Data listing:
_ _ _ _ _
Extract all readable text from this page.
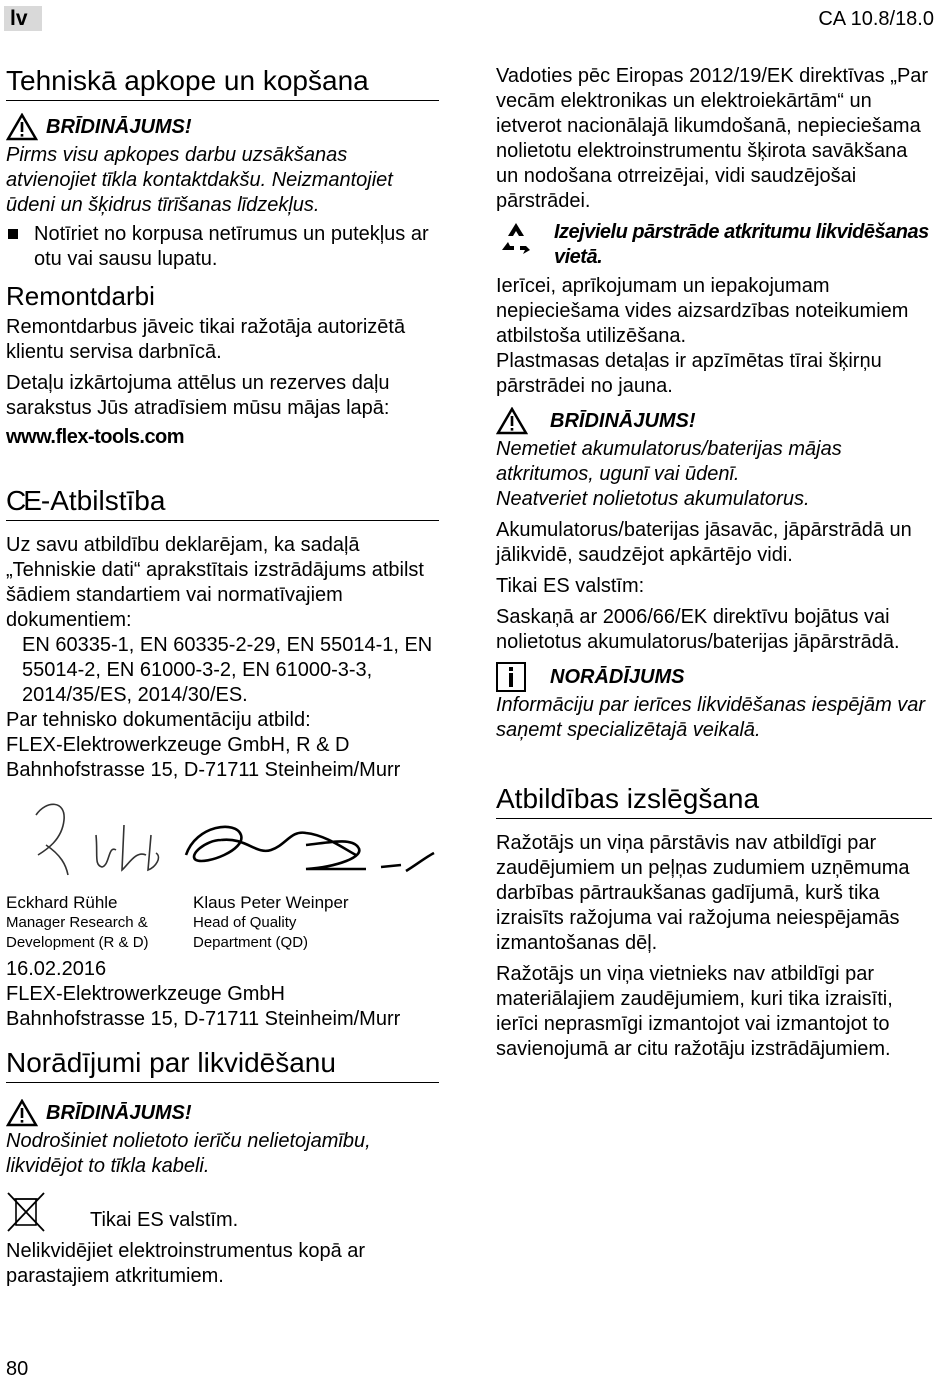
lv	CA 10.8/18.0
Tehniskā apkope un kopšana
BRĪDINĀJUMS!

Pirms visu apkopes darbu uzsākšanas atvienojiet tīkla kontaktdakšu. Neizmantojiet ūdeni un šķidrus tīrīšanas līdzekļus.

Notīriet no korpusa netīrumus un putekļus ar otu vai sausu lupatu.

Remontdarbi

Remontdarbus jāveic tikai ražotāja autorizētā klientu servisa darbnīcā.

Detaļu izkārtojuma attēlus un rezerves daļu sarakstus Jūs atradīsiem mūsu mājas lapā:

www.flex-tools.com

CE -Atbilstība

Uz savu atbildību deklarējam, ka sadaļā „Tehniskie dati“ aprakstītais izstrādājums atbilst šādiem standartiem vai normatīvajiem dokumentiem:

EN 60335-1, EN 60335-2-29, EN 55014-1, EN 55014-2, EN 61000-3-2, EN 61000-3-3, 2014/35/ES, 2014/30/ES.

Par tehnisko dokumentāciju atbild:

FLEX-Elektrowerkzeuge GmbH, R & D

Bahnhofstrasse 15, D-71711 Steinheim/Murr

Eckhard Rühle
Manager Research & Development (R & D)
Klaus Peter Weinper
Head of Quality Department (QD)

16.02.2016

FLEX-Elektrowerkzeuge GmbH

Bahnhofstrasse 15, D-71711 Steinheim/Murr

Norādījumi par likvidēšanu
BRĪDINĀJUMS!

Nodrošiniet nolietoto ierīču nelietojamību, likvidējot to tīkla kabeli.

Tikai ES valstīm.

Nelikvidējiet elektroinstrumentus kopā ar parastajiem atkritumiem.

Vadoties pēc Eiropas 2012/19/EK direktīvas „Par vecām elektronikas un elektroiekārtām“ un ietverot nacionālajā likumdošanā, nepieciešama nolietotu elektroinstrumentu šķirota savākšana un nodošana otrreizējai, vidi saudzējošai pārstrādei.

Izejvielu pārstrāde atkritumu likvidēšanas vietā.

Ierīcei, aprīkojumam un iepakojumam nepieciešama vides aizsardzības noteikumiem atbilstoša utilizēšana.

Plastmasas detaļas ir apzīmētas tīrai šķirņu pārstrādei no jauna.

BRĪDINĀJUMS!

Nemetiet akumulatorus/baterijas mājas atkritumos, ugunī vai ūdenī.

Neatveriet nolietotus akumulatorus.

Akumulatorus/baterijas jāsavāc, jāpārstrādā un jālikvidē, saudzējot apkārtējo vidi.

Tikai ES valstīm:

Saskaņā ar 2006/66/EK direktīvu bojātus vai nolietotus akumulatorus/baterijas jāpārstrādā.

NORĀDĪJUMS

Informāciju par ierīces likvidēšanas iespējām var saņemt specializētajā veikalā.

Atbildības izslēgšana

Ražotājs un viņa pārstāvis nav atbildīgi par zaudējumiem un peļņas zudumiem uzņēmuma darbības pārtraukšanas gadījumā, kurš tika izraisīts ražojuma vai ražojuma neiespējamās izmantošanas dēļ.

Ražotājs un viņa vietnieks nav atbildīgi par materiālajiem zaudējumiem, kuri tika izraisīti, ierīci neprasmīgi izmantojot vai izmantojot to savienojumā ar citu ražotāju izstrādājumiem.

80
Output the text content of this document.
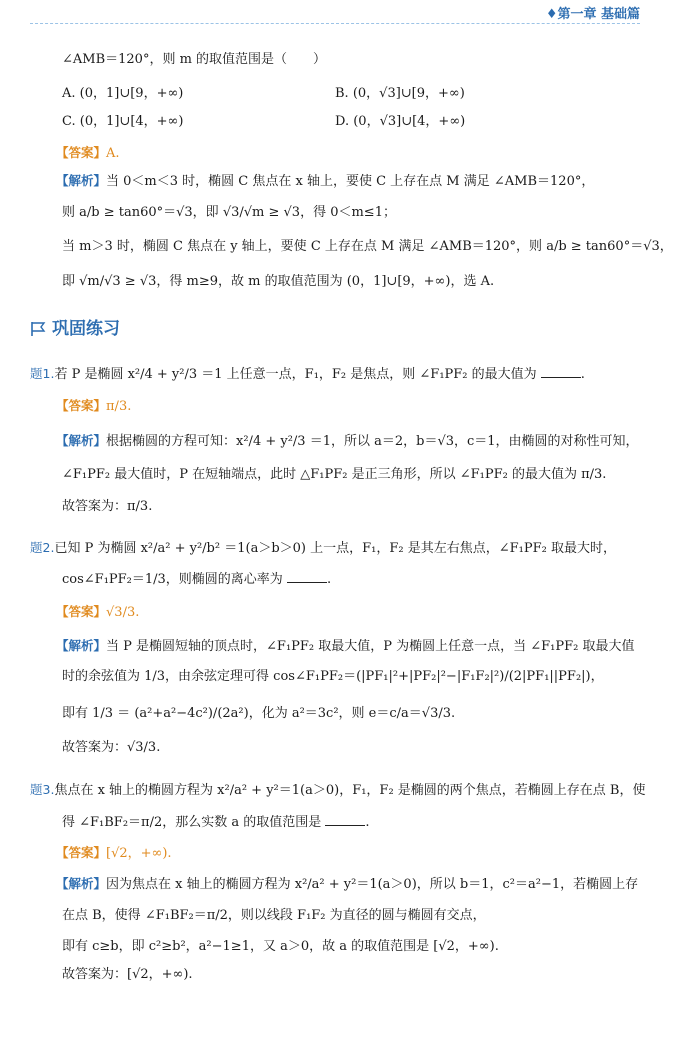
♦第一章 基础篇
∠AMB＝120°，则 m 的取值范围是（　　）
A. (0，1]∪[9，+∞)	B. (0，√3]∪[9，+∞)
C. (0，1]∪[4，+∞)	D. (0，√3]∪[4，+∞)
【答案】A.
【解析】当 0＜m＜3 时，椭圆 C 焦点在 x 轴上，要使 C 上存在点 M 满足 ∠AMB＝120°，
则 a/b ≥ tan60°＝√3，即 √3/√m ≥ √3，得 0＜m≤1；
当 m＞3 时，椭圆 C 焦点在 y 轴上，要使 C 上存在点 M 满足 ∠AMB＝120°，则 a/b ≥ tan60°＝√3，
即 √m/√3 ≥ √3，得 m≥9，故 m 的取值范围为 (0，1]∪[9，+∞)，选 A.
巩固练习
题1.若 P 是椭圆 x²/4 + y²/3 ＝1 上任意一点，F₁，F₂ 是焦点，则 ∠F₁PF₂ 的最大值为	.
【答案】π/3.
【解析】根据椭圆的方程可知：x²/4 + y²/3 ＝1，所以 a＝2，b＝√3，c＝1，由椭圆的对称性可知，
∠F₁PF₂ 最大值时，P 在短轴端点，此时 △F₁PF₂ 是正三角形，所以 ∠F₁PF₂ 的最大值为 π/3.
故答案为：π/3.
题2.已知 P 为椭圆 x²/a² + y²/b² ＝1(a＞b＞0) 上一点，F₁，F₂ 是其左右焦点，∠F₁PF₂ 取最大时，
cos∠F₁PF₂＝1/3，则椭圆的离心率为	.
【答案】√3/3.
【解析】当 P 是椭圆短轴的顶点时，∠F₁PF₂ 取最大值，P 为椭圆上任意一点，当 ∠F₁PF₂ 取最大值
时的余弦值为 1/3，由余弦定理可得 cos∠F₁PF₂＝(|PF₁|²+|PF₂|²−|F₁F₂|²)/(2|PF₁||PF₂|)，
即有 1/3 ＝ (a²+a²−4c²)/(2a²)，化为 a²＝3c²，则 e＝c/a＝√3/3.
故答案为：√3/3.
题3.焦点在 x 轴上的椭圆方程为 x²/a² + y²＝1(a＞0)，F₁，F₂ 是椭圆的两个焦点，若椭圆上存在点 B，使
得 ∠F₁BF₂＝π/2，那么实数 a 的取值范围是	.
【答案】[√2，+∞).
【解析】因为焦点在 x 轴上的椭圆方程为 x²/a² + y²＝1(a＞0)，所以 b＝1，c²＝a²−1，若椭圆上存
在点 B，使得 ∠F₁BF₂＝π/2，则以线段 F₁F₂ 为直径的圆与椭圆有交点，
即有 c≥b，即 c²≥b²，a²−1≥1，又 a＞0，故 a 的取值范围是 [√2，+∞).
故答案为：[√2，+∞).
_ _ _ _ _
**Prompt:** Filter the data for the string "GmbH" and copy every line that has it.

**Response for this exercise:**
FLEX-Elektrowerkzeuge GmbH, R & D
FLEX-Elektrowerkzeuge GmbH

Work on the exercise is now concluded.